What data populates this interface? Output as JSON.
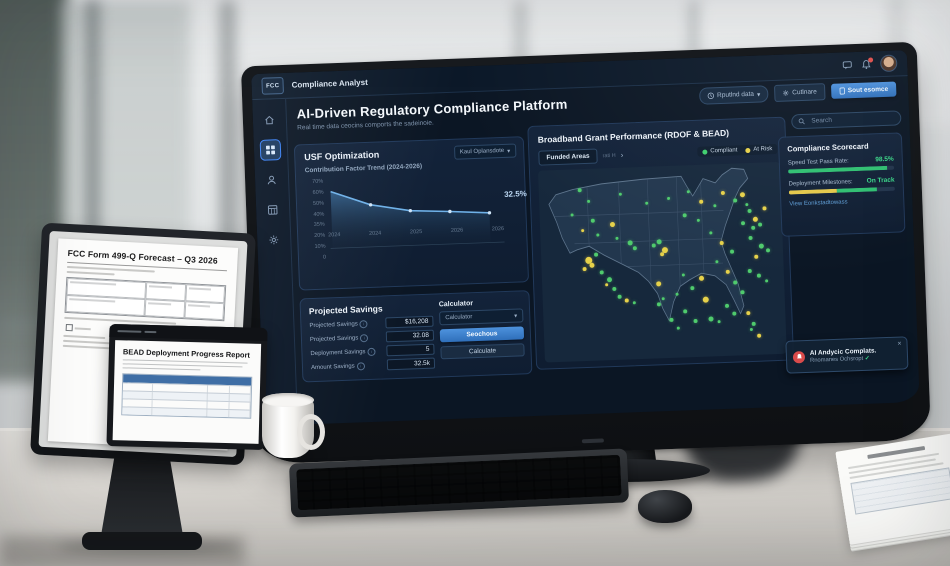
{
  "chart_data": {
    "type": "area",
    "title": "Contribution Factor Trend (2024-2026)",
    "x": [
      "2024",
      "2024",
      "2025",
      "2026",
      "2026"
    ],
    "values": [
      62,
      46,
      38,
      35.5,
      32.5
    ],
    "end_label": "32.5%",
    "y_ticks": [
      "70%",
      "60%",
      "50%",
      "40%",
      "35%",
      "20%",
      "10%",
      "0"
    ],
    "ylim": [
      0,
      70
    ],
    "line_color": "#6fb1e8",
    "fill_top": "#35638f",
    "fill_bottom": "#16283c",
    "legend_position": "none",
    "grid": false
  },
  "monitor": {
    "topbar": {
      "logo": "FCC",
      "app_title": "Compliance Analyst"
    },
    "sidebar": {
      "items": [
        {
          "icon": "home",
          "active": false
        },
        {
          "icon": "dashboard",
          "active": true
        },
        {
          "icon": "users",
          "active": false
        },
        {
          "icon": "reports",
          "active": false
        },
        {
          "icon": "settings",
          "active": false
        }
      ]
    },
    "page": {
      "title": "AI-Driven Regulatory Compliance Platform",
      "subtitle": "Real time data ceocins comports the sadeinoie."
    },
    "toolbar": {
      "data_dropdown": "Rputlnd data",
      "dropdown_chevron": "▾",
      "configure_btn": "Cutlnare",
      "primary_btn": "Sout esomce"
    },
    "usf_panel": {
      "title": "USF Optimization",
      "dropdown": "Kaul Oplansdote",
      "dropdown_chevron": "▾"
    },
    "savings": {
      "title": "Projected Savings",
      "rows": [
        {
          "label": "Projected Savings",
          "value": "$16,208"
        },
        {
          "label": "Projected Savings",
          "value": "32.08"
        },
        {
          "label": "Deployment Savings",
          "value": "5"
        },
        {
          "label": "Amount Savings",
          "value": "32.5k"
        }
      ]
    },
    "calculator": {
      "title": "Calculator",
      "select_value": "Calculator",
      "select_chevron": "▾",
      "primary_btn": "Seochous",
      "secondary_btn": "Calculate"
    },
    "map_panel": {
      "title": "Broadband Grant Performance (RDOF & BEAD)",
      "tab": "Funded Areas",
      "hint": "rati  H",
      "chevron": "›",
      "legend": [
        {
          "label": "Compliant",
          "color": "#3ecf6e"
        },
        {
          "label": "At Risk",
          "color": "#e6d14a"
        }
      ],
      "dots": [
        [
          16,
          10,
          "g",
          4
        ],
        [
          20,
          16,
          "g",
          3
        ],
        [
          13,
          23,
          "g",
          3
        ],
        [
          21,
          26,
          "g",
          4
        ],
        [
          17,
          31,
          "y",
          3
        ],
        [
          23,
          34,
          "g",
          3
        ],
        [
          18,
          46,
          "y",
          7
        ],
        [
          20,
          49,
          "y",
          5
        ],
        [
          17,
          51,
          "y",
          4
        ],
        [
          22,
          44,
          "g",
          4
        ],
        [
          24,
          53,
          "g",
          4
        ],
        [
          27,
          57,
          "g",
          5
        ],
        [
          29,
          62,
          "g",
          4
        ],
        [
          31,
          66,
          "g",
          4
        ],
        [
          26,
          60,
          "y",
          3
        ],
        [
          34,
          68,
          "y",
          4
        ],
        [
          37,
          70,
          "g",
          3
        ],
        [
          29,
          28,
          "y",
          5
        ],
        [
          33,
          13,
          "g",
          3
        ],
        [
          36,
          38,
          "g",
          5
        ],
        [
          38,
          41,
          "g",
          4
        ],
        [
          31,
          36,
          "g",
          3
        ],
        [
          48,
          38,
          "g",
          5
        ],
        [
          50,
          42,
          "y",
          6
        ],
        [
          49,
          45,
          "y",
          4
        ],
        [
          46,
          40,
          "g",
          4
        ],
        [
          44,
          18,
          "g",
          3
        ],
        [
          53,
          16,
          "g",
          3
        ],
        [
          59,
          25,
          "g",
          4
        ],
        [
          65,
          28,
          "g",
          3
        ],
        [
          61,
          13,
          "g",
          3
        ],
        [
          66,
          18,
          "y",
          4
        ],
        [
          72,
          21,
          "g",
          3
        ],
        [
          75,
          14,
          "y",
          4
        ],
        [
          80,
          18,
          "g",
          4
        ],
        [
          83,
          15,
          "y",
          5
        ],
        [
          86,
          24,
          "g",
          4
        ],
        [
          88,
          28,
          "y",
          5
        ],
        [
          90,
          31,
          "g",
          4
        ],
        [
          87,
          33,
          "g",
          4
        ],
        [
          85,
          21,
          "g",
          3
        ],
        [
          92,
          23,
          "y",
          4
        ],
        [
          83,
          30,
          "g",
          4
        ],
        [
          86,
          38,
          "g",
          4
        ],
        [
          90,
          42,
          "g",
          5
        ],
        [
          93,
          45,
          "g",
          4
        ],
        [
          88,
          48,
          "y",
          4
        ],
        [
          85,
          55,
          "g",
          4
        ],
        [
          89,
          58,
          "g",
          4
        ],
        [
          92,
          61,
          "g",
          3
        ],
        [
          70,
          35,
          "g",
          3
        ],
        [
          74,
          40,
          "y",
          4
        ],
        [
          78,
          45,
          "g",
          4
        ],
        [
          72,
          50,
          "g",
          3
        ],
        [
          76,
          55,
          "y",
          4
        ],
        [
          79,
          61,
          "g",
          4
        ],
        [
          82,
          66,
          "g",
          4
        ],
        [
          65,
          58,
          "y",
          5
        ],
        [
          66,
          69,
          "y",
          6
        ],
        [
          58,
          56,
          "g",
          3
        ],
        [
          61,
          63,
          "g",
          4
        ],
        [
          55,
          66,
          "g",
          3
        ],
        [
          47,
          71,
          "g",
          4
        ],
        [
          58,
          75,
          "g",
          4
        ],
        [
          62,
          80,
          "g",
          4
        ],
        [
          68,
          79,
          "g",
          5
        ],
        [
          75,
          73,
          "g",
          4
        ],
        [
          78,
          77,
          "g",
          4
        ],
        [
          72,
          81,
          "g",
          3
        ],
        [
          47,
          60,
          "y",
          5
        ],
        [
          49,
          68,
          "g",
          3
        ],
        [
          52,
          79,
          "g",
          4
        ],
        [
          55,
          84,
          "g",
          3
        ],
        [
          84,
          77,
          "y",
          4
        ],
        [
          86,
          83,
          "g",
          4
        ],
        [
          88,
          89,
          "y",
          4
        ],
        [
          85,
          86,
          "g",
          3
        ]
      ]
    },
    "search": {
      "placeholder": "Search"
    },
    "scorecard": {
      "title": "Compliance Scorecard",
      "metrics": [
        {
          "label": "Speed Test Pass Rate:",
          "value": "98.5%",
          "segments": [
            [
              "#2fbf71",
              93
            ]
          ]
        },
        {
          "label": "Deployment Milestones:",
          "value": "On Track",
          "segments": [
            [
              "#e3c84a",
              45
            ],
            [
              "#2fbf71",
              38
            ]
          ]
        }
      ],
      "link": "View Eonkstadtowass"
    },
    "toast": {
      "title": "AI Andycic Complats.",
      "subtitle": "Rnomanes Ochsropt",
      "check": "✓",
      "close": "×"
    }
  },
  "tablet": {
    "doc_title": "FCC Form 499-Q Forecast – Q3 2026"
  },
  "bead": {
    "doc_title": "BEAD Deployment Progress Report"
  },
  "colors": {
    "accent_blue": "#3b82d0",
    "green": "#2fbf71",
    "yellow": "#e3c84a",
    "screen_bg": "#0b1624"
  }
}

——

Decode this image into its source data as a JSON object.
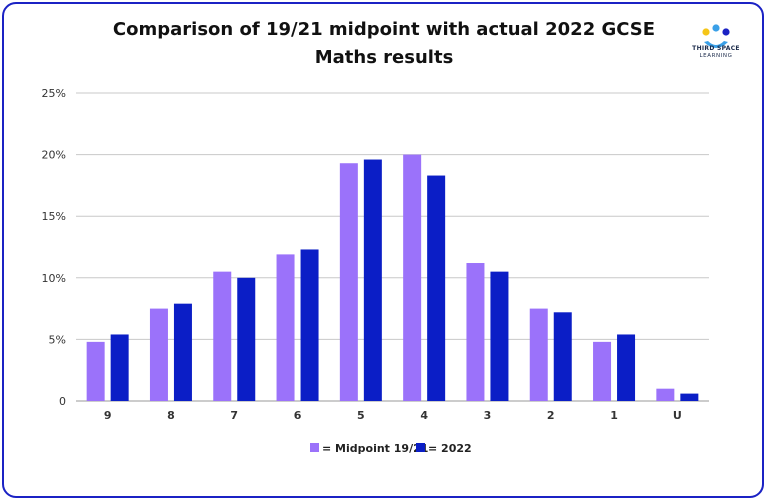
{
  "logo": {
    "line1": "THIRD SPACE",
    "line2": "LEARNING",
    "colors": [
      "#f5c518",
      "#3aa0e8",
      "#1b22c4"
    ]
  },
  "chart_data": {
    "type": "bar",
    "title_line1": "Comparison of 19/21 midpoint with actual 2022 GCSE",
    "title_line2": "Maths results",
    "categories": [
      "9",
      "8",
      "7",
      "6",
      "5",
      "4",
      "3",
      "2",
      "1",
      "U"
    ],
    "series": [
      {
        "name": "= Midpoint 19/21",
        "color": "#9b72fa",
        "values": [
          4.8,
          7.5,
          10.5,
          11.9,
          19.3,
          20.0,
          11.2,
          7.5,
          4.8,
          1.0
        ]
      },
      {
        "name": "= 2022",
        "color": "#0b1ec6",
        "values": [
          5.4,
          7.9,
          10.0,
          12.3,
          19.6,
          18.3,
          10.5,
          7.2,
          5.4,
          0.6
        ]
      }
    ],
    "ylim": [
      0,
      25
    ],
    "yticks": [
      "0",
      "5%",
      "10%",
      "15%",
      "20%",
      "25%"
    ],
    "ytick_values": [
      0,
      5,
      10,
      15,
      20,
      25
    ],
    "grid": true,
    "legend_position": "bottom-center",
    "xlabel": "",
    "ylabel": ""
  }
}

——

Going through the entries above line by line, work out how many lines include the word "this". Only the number is required.

2